• What is being asked:
Extract the data from its first line through the line containing "round-clock bbox=[204, 581, 262, 636]", including both of those lines, and reproduce each line unchanged.

• Information supplied:
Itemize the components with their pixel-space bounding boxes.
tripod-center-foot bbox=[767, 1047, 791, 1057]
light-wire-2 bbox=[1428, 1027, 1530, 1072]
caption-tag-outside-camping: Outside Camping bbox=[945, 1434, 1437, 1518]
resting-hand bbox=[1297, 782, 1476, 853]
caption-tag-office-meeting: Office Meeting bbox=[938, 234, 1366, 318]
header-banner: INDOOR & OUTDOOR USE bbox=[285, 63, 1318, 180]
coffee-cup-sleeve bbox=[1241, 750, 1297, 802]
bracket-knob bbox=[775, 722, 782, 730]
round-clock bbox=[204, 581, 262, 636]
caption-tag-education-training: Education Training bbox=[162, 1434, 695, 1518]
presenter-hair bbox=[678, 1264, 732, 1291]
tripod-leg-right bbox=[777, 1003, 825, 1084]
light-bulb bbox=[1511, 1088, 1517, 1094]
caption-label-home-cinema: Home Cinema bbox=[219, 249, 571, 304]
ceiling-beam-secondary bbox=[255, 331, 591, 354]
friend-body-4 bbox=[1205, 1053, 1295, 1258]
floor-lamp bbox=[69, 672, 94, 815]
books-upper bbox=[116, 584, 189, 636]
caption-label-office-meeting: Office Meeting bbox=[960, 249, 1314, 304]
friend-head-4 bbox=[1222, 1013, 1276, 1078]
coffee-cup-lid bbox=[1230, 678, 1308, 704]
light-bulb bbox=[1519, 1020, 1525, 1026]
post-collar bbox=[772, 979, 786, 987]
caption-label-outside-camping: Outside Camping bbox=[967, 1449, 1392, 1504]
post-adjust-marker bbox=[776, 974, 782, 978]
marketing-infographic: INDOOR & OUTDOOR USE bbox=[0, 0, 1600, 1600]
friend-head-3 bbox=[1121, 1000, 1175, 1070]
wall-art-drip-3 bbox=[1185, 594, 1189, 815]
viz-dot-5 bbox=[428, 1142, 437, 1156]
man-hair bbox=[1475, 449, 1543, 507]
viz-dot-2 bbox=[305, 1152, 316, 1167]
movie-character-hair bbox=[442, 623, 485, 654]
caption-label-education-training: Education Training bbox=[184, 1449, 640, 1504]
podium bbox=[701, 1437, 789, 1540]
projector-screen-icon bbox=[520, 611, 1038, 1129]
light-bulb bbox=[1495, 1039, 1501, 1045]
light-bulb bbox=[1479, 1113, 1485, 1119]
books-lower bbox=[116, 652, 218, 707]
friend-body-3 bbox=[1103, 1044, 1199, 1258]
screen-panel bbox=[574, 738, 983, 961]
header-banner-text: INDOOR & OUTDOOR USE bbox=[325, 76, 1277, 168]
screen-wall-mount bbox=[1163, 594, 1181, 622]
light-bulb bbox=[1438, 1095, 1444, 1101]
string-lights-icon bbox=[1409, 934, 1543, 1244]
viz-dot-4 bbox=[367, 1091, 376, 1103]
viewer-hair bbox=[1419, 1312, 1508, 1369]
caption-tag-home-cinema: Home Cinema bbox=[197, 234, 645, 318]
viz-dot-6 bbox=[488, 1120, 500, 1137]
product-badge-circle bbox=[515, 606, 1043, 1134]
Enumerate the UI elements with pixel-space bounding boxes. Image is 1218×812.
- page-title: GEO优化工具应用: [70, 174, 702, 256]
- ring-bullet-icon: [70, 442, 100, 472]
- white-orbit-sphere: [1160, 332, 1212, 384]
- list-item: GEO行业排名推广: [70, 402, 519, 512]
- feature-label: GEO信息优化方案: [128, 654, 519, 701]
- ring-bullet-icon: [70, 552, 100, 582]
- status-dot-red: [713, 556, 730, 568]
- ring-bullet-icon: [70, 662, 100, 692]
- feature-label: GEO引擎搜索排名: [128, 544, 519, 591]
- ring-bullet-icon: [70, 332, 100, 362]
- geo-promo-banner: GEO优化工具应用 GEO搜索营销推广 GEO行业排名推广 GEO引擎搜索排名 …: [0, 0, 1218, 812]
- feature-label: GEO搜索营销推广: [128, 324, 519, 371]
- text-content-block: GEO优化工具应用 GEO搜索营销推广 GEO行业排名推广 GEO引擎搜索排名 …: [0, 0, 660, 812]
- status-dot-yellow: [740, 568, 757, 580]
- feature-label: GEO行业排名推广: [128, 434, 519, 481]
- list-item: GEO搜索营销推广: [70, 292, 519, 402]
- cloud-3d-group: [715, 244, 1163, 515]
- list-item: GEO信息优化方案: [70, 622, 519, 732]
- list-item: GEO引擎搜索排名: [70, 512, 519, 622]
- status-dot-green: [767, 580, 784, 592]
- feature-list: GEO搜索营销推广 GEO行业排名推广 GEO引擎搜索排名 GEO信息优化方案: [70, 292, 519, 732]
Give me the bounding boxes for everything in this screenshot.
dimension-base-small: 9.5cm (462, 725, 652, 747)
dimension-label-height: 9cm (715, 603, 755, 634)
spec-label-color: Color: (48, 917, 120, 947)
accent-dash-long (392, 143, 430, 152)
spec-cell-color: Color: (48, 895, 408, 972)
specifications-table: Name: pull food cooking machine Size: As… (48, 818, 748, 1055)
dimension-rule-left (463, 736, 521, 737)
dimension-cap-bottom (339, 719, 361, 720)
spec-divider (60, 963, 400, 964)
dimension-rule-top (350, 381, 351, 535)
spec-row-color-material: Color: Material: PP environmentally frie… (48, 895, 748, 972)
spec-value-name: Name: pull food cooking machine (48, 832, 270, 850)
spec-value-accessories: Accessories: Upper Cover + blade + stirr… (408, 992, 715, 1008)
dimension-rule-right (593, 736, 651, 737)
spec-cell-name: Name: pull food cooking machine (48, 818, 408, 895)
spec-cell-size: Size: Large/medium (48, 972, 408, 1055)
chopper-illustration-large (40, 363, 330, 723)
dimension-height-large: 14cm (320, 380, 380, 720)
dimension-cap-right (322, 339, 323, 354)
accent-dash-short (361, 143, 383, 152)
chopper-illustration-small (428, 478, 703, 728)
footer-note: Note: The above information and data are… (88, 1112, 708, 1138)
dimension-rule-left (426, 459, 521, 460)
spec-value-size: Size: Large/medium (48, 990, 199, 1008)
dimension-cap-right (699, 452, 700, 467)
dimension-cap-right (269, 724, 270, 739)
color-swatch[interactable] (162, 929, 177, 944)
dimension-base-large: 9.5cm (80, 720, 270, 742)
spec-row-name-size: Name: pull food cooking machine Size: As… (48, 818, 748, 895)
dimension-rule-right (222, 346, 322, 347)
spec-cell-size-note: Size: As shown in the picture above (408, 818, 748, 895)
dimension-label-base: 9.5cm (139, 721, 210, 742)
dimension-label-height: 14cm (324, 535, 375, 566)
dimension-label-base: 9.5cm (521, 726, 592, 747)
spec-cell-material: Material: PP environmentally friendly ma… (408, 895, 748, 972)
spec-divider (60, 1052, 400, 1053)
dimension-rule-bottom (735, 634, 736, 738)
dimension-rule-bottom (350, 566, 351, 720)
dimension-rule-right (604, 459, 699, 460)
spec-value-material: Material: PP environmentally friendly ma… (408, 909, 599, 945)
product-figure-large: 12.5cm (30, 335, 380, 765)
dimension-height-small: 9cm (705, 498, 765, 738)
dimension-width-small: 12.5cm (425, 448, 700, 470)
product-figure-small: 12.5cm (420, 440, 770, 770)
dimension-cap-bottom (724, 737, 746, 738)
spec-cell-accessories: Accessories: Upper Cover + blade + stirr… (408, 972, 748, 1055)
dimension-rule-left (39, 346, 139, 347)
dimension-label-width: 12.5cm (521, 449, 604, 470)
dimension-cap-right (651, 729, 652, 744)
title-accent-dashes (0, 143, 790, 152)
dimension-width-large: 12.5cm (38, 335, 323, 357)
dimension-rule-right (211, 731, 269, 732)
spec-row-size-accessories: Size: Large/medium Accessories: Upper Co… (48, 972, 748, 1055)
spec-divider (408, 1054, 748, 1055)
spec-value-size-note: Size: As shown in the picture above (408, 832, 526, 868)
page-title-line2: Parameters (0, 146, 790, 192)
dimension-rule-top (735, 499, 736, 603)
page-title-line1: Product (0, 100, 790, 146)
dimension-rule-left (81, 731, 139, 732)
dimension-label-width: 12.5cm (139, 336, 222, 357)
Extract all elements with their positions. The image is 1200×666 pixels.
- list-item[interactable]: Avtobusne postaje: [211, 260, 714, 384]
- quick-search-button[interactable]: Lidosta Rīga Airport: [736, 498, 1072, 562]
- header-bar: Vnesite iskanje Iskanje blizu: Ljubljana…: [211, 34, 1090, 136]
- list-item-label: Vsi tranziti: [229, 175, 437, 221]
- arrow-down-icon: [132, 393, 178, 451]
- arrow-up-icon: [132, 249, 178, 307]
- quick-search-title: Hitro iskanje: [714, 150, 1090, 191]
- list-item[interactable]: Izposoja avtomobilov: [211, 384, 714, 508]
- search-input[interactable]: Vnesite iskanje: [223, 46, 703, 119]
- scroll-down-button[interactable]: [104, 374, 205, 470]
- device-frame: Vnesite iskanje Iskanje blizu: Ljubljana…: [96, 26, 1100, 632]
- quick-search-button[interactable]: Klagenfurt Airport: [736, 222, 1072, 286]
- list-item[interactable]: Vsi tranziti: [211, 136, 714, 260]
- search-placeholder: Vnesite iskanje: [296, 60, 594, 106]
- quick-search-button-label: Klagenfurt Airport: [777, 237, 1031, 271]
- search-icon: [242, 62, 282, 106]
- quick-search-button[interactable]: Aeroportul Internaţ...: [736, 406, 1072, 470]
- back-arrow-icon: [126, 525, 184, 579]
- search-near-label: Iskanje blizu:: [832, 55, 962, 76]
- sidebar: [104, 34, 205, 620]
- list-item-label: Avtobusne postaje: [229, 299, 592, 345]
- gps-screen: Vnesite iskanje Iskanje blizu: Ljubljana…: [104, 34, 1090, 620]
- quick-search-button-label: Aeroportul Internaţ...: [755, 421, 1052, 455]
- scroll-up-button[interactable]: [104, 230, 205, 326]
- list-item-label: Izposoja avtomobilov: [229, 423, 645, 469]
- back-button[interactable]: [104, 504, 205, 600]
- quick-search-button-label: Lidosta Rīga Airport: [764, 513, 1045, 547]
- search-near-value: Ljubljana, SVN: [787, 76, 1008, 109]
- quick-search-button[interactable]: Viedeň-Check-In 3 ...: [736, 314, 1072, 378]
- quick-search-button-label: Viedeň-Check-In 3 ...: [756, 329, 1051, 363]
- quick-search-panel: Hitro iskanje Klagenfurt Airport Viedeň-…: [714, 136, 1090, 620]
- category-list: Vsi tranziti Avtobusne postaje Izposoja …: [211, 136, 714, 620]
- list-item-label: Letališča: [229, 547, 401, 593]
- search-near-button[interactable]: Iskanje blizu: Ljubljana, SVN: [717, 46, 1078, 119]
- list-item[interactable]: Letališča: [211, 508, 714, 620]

• Result:
Itemize the components with their pixel-space bounding boxes.
tripod-center-foot bbox=[767, 1047, 791, 1057]
light-wire-2 bbox=[1428, 1027, 1530, 1072]
caption-tag-outside-camping: Outside Camping bbox=[945, 1434, 1437, 1518]
resting-hand bbox=[1297, 782, 1476, 853]
caption-tag-office-meeting: Office Meeting bbox=[938, 234, 1366, 318]
header-banner: INDOOR & OUTDOOR USE bbox=[285, 63, 1318, 180]
coffee-cup-sleeve bbox=[1241, 750, 1297, 802]
bracket-knob bbox=[775, 722, 782, 730]
round-clock bbox=[204, 581, 262, 636]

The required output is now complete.